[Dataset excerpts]
------------
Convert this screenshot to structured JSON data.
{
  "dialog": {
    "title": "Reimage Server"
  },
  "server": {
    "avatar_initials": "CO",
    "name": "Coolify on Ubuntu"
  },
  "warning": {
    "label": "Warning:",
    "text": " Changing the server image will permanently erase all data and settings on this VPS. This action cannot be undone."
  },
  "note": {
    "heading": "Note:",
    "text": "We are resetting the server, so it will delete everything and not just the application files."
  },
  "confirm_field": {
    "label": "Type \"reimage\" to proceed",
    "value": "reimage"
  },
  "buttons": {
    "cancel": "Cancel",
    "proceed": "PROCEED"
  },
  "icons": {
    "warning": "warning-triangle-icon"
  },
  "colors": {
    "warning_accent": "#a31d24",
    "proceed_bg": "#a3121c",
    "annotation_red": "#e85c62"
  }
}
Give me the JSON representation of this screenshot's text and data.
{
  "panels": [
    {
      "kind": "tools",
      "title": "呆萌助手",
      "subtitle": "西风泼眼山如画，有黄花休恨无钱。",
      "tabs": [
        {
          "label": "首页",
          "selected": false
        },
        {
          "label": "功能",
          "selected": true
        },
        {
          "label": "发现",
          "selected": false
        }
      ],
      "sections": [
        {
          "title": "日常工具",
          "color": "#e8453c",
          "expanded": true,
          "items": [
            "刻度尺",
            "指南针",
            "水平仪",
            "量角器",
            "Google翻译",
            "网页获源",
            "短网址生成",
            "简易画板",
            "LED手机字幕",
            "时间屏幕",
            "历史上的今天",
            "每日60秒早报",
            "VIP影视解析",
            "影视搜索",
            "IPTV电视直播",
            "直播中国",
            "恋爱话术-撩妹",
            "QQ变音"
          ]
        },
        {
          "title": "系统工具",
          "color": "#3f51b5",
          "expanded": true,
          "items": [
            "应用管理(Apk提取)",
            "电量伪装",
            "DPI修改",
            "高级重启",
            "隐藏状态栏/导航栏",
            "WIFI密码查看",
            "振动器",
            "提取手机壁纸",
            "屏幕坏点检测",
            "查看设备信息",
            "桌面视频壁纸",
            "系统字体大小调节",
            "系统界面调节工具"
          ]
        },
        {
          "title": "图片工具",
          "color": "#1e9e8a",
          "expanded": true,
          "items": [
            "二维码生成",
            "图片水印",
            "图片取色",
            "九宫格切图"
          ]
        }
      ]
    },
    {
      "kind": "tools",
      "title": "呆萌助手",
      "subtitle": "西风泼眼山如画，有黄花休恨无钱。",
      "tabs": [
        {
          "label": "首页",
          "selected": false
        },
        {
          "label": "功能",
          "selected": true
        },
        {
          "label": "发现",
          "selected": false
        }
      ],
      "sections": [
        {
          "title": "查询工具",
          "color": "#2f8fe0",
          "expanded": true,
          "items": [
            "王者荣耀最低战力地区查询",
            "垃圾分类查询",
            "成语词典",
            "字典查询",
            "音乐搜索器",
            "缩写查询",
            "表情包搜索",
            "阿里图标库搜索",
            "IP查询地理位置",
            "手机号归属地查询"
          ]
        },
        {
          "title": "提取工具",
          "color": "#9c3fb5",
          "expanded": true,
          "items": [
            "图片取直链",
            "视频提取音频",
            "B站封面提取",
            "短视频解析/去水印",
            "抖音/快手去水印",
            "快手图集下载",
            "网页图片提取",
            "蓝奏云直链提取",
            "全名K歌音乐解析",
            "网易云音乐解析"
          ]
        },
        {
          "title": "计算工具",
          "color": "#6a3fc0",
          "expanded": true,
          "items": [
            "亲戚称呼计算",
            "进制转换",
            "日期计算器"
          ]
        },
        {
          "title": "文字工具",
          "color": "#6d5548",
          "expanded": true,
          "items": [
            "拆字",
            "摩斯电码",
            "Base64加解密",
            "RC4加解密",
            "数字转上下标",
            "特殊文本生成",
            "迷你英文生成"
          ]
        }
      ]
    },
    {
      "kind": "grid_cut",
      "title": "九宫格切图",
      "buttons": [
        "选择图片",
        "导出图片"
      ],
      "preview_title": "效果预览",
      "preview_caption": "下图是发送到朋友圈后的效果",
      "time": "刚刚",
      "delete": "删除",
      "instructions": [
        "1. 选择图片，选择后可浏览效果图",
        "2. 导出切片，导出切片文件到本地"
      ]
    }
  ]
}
------------
*The task*:
Repeat the listing exactly, from its first line to its last.

*Full solution*:
Convert this screenshot to structured JSON data.
{
  "dialog": {
    "title": "Reimage Server"
  },
  "server": {
    "avatar_initials": "CO",
    "name": "Coolify on Ubuntu"
  },
  "warning": {
    "label": "Warning:",
    "text": " Changing the server image will permanently erase all data and settings on this VPS. This action cannot be undone."
  },
  "note": {
    "heading": "Note:",
    "text": "We are resetting the server, so it will delete everything and not just the application files."
  },
  "confirm_field": {
    "label": "Type \"reimage\" to proceed",
    "value": "reimage"
  },
  "buttons": {
    "cancel": "Cancel",
    "proceed": "PROCEED"
  },
  "icons": {
    "warning": "warning-triangle-icon"
  },
  "colors": {
    "warning_accent": "#a31d24",
    "proceed_bg": "#a3121c",
    "annotation_red": "#e85c62"
  }
}
Give me the JSON representation of this screenshot's text and data.
{
  "panels": [
    {
      "kind": "tools",
      "title": "呆萌助手",
      "subtitle": "西风泼眼山如画，有黄花休恨无钱。",
      "tabs": [
        {
          "label": "首页",
          "selected": false
        },
        {
          "label": "功能",
          "selected": true
        },
        {
          "label": "发现",
          "selected": false
        }
      ],
      "sections": [
        {
          "title": "日常工具",
          "color": "#e8453c",
          "expanded": true,
          "items": [
            "刻度尺",
            "指南针",
            "水平仪",
            "量角器",
            "Google翻译",
            "网页获源",
            "短网址生成",
            "简易画板",
            "LED手机字幕",
            "时间屏幕",
            "历史上的今天",
            "每日60秒早报",
            "VIP影视解析",
            "影视搜索",
            "IPTV电视直播",
            "直播中国",
            "恋爱话术-撩妹",
            "QQ变音"
          ]
        },
        {
          "title": "系统工具",
          "color": "#3f51b5",
          "expanded": true,
          "items": [
            "应用管理(Apk提取)",
            "电量伪装",
            "DPI修改",
            "高级重启",
            "隐藏状态栏/导航栏",
            "WIFI密码查看",
            "振动器",
            "提取手机壁纸",
            "屏幕坏点检测",
            "查看设备信息",
            "桌面视频壁纸",
            "系统字体大小调节",
            "系统界面调节工具"
          ]
        },
        {
          "title": "图片工具",
          "color": "#1e9e8a",
          "expanded": true,
          "items": [
            "二维码生成",
            "图片水印",
            "图片取色",
            "九宫格切图"
          ]
        }
      ]
    },
    {
      "kind": "tools",
      "title": "呆萌助手",
      "subtitle": "西风泼眼山如画，有黄花休恨无钱。",
      "tabs": [
        {
          "label": "首页",
          "selected": false
        },
        {
          "label": "功能",
          "selected": true
        },
        {
          "label": "发现",
          "selected": false
        }
      ],
      "sections": [
        {
          "title": "查询工具",
          "color": "#2f8fe0",
          "expanded": true,
          "items": [
            "王者荣耀最低战力地区查询",
            "垃圾分类查询",
            "成语词典",
            "字典查询",
            "音乐搜索器",
            "缩写查询",
            "表情包搜索",
            "阿里图标库搜索",
            "IP查询地理位置",
            "手机号归属地查询"
          ]
        },
        {
          "title": "提取工具",
          "color": "#9c3fb5",
          "expanded": true,
          "items": [
            "图片取直链",
            "视频提取音频",
            "B站封面提取",
            "短视频解析/去水印",
            "抖音/快手去水印",
            "快手图集下载",
            "网页图片提取",
            "蓝奏云直链提取",
            "全名K歌音乐解析",
            "网易云音乐解析"
          ]
        },
        {
          "title": "计算工具",
          "color": "#6a3fc0",
          "expanded": true,
          "items": [
            "亲戚称呼计算",
            "进制转换",
            "日期计算器"
          ]
        },
        {
          "title": "文字工具",
          "color": "#6d5548",
          "expanded": true,
          "items": [
            "拆字",
            "摩斯电码",
            "Base64加解密",
            "RC4加解密",
            "数字转上下标",
            "特殊文本生成",
            "迷你英文生成"
          ]
        }
      ]
    },
    {
      "kind": "grid_cut",
      "title": "九宫格切图",
      "buttons": [
        "选择图片",
        "导出图片"
      ],
      "preview_title": "效果预览",
      "preview_caption": "下图是发送到朋友圈后的效果",
      "time": "刚刚",
      "delete": "删除",
      "instructions": [
        "1. 选择图片，选择后可浏览效果图",
        "2. 导出切片，导出切片文件到本地"
      ]
    }
  ]
}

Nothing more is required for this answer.